EXERCISE GOAL — Repeat exactly, and only, the lines from the one holding "Read out every word on this page." through the last line of the records below.

INFORMATION SUPPLIED —
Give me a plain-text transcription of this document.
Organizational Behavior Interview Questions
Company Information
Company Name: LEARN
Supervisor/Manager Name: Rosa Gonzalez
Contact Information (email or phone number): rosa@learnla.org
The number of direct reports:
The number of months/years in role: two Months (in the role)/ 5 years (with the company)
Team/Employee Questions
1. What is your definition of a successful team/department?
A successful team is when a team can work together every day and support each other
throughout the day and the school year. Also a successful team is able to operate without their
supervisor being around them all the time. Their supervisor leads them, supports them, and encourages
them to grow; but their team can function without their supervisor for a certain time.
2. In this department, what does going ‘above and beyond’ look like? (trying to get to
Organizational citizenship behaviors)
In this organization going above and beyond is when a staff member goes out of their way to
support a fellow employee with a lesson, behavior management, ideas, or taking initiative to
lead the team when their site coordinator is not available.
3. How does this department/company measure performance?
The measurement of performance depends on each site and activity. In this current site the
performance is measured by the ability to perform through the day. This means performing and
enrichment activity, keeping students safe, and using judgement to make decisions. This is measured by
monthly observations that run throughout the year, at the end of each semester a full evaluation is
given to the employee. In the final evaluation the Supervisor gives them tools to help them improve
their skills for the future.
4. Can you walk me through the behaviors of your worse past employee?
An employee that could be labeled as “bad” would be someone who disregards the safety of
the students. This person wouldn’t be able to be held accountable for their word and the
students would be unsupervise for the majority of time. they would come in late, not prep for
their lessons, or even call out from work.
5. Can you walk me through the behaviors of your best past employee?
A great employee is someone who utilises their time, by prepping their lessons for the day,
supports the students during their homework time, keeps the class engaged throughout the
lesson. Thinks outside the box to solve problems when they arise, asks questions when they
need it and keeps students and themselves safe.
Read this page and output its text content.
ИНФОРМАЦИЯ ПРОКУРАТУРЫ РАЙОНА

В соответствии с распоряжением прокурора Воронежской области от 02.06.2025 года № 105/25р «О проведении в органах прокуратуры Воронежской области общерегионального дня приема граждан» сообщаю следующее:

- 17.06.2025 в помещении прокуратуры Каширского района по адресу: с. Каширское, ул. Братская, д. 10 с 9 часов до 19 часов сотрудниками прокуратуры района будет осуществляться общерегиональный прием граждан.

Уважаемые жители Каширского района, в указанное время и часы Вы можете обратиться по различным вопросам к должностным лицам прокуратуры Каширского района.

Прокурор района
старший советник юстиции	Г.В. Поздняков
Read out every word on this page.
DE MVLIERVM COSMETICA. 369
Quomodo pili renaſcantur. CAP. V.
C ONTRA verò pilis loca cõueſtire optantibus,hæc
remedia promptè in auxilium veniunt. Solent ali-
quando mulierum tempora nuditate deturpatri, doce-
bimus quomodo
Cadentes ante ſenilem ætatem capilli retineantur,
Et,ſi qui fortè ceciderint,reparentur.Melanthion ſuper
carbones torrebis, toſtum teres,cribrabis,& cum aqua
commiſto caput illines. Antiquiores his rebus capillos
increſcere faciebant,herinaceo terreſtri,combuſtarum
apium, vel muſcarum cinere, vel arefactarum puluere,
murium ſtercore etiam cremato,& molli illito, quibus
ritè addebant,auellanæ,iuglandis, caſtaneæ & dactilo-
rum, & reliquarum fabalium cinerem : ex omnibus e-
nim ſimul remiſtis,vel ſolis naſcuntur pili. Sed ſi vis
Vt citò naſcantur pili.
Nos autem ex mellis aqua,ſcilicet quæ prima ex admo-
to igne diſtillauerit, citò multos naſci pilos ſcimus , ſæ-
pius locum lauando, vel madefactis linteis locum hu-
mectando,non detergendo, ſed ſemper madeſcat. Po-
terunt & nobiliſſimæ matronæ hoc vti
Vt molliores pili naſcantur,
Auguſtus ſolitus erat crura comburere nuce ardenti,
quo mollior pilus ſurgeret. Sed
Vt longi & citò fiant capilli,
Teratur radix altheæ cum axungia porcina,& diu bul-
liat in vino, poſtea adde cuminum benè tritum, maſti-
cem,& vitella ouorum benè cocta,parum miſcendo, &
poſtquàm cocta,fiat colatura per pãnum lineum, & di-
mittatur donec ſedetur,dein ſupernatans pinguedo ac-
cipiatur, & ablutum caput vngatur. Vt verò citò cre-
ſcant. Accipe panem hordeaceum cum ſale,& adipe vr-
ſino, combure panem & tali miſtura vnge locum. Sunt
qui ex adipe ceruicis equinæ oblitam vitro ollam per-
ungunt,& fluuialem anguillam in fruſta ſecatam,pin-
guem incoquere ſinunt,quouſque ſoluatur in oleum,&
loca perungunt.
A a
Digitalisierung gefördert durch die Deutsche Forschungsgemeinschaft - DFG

SOLVED EXERCISE —
Read out every word on this page.
DE MVLIERVM COSMETICA. 369
Quomodo pili renaſcantur. CAP. V.
C ONTRA verò pilis loca cõueſtire optantibus,hæc
remedia promptè in auxilium veniunt. Solent ali-
quando mulierum tempora nuditate deturpatri, doce-
bimus quomodo
Cadentes ante ſenilem ætatem capilli retineantur,
Et,ſi qui fortè ceciderint,reparentur.Melanthion ſuper
carbones torrebis, toſtum teres,cribrabis,& cum aqua
commiſto caput illines. Antiquiores his rebus capillos
increſcere faciebant,herinaceo terreſtri,combuſtarum
apium, vel muſcarum cinere, vel arefactarum puluere,
murium ſtercore etiam cremato,& molli illito, quibus
ritè addebant,auellanæ,iuglandis, caſtaneæ & dactilo-
rum, & reliquarum fabalium cinerem : ex omnibus e-
nim ſimul remiſtis,vel ſolis naſcuntur pili. Sed ſi vis
Vt citò naſcantur pili.
Nos autem ex mellis aqua,ſcilicet quæ prima ex admo-
to igne diſtillauerit, citò multos naſci pilos ſcimus , ſæ-
pius locum lauando, vel madefactis linteis locum hu-
mectando,non detergendo, ſed ſemper madeſcat. Po-
terunt & nobiliſſimæ matronæ hoc vti
Vt molliores pili naſcantur,
Auguſtus ſolitus erat crura comburere nuce ardenti,
quo mollior pilus ſurgeret. Sed
Vt longi & citò fiant capilli,
Teratur radix altheæ cum axungia porcina,& diu bul-
liat in vino, poſtea adde cuminum benè tritum, maſti-
cem,& vitella ouorum benè cocta,parum miſcendo, &
poſtquàm cocta,fiat colatura per pãnum lineum, & di-
mittatur donec ſedetur,dein ſupernatans pinguedo ac-
cipiatur, & ablutum caput vngatur. Vt verò citò cre-
ſcant. Accipe panem hordeaceum cum ſale,& adipe vr-
ſino, combure panem & tali miſtura vnge locum. Sunt
qui ex adipe ceruicis equinæ oblitam vitro ollam per-
ungunt,& fluuialem anguillam in fruſta ſecatam,pin-
guem incoquere ſinunt,quouſque ſoluatur in oleum,&
loca perungunt.
A a
Digitalisierung gefördert durch die Deutsche Forschungsgemeinschaft - DFG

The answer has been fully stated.